··· Provided records
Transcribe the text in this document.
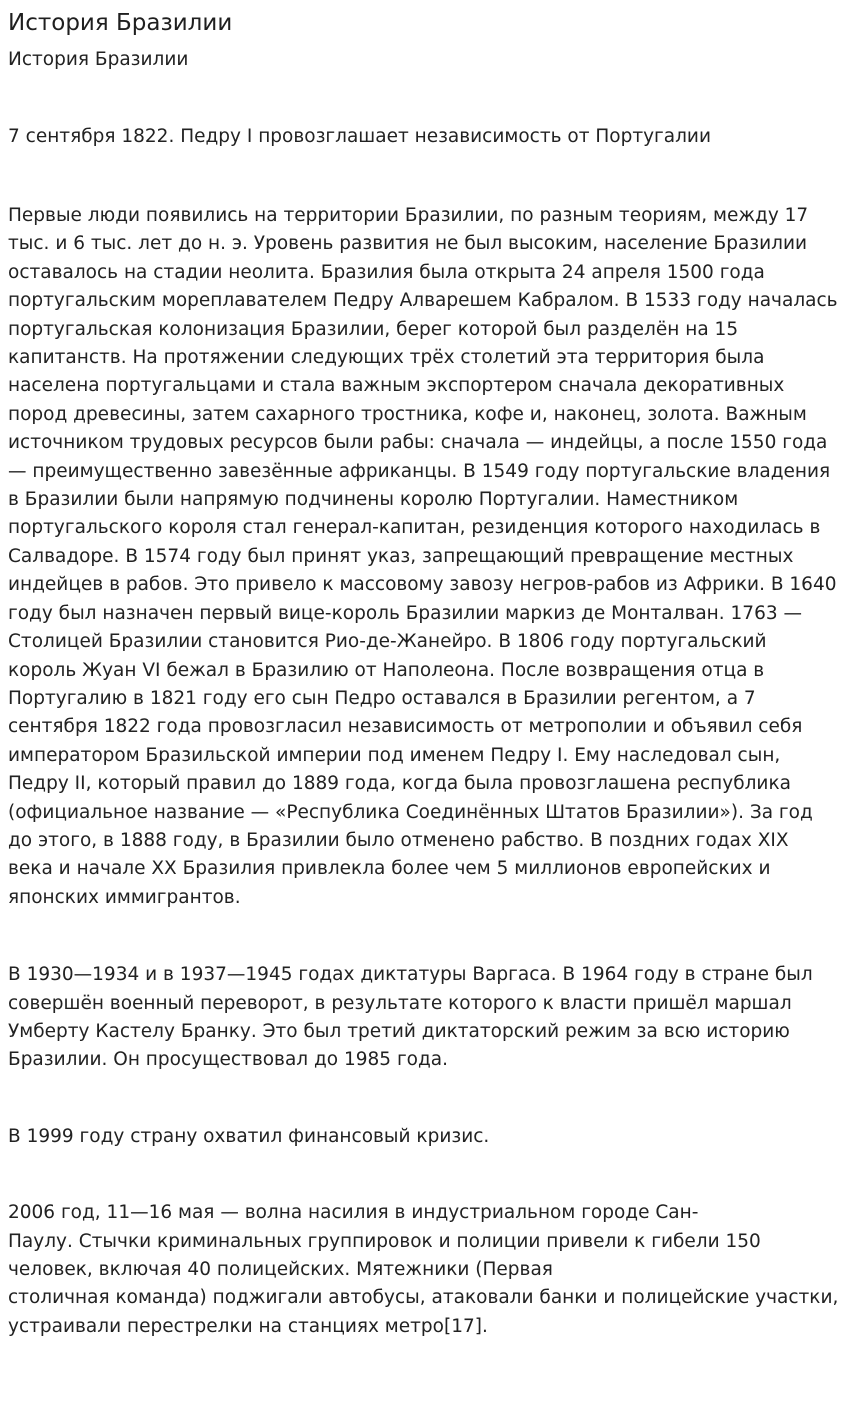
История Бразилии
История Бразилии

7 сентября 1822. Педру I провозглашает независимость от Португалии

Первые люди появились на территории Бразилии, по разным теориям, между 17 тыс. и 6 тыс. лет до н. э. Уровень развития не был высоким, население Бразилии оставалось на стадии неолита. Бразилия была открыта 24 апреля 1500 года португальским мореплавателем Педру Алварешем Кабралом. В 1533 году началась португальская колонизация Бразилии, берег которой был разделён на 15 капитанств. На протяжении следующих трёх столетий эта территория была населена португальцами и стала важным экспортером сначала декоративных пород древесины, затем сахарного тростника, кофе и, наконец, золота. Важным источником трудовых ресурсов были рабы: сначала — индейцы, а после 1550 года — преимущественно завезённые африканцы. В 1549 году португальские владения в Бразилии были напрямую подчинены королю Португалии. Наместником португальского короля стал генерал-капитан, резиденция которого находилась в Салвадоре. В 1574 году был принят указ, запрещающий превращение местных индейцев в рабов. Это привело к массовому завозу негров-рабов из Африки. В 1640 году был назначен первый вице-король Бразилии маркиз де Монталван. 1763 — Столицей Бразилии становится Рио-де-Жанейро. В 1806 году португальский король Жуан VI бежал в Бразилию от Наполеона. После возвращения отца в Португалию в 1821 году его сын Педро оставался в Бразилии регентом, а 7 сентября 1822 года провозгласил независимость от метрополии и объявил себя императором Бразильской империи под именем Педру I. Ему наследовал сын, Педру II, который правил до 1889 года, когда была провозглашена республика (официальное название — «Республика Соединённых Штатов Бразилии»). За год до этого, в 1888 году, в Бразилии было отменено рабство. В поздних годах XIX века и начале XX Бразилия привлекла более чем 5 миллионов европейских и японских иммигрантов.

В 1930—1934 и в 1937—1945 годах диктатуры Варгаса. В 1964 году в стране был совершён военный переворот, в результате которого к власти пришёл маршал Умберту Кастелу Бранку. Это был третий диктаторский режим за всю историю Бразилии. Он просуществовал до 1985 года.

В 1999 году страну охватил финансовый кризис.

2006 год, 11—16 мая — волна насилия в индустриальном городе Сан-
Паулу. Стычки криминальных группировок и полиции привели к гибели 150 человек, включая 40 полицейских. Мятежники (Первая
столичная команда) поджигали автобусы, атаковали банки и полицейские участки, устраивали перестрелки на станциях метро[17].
······
··· Provided records
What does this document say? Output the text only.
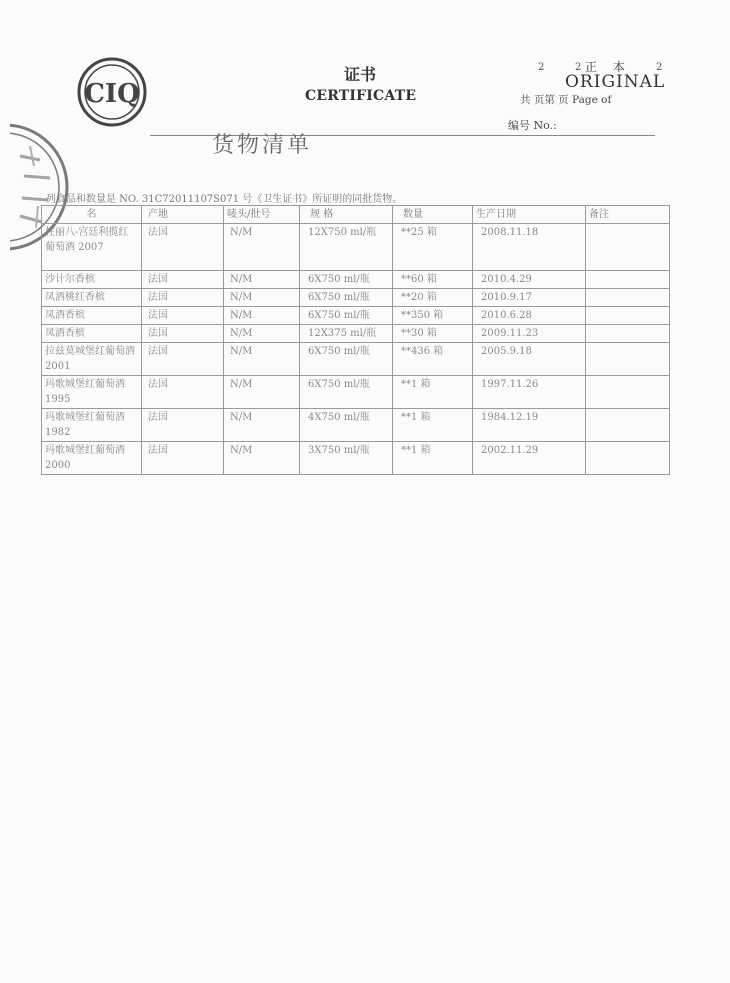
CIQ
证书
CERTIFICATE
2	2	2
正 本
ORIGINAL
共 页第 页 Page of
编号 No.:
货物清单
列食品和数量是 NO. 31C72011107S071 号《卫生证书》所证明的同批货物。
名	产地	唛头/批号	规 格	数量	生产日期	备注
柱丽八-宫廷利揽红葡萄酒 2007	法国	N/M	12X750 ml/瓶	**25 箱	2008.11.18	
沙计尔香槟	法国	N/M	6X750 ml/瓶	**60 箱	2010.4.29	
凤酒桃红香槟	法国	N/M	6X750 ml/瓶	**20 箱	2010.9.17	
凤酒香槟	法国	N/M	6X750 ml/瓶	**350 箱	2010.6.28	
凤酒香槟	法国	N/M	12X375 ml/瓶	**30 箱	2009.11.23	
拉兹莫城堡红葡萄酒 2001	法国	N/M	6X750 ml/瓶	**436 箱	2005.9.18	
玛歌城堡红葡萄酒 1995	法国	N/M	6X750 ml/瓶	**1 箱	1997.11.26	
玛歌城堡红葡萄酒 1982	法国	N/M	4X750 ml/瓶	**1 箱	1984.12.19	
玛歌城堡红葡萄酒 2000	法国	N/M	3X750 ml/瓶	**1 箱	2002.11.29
······
··· Provided records
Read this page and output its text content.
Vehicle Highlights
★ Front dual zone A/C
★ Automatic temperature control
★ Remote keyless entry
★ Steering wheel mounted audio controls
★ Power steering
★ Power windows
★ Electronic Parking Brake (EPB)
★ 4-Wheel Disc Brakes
······
Problem to solve ->
Count how many lines above contain the word "玛歌城堡红葡萄酒". Reply with the number alone.

Answer ->
3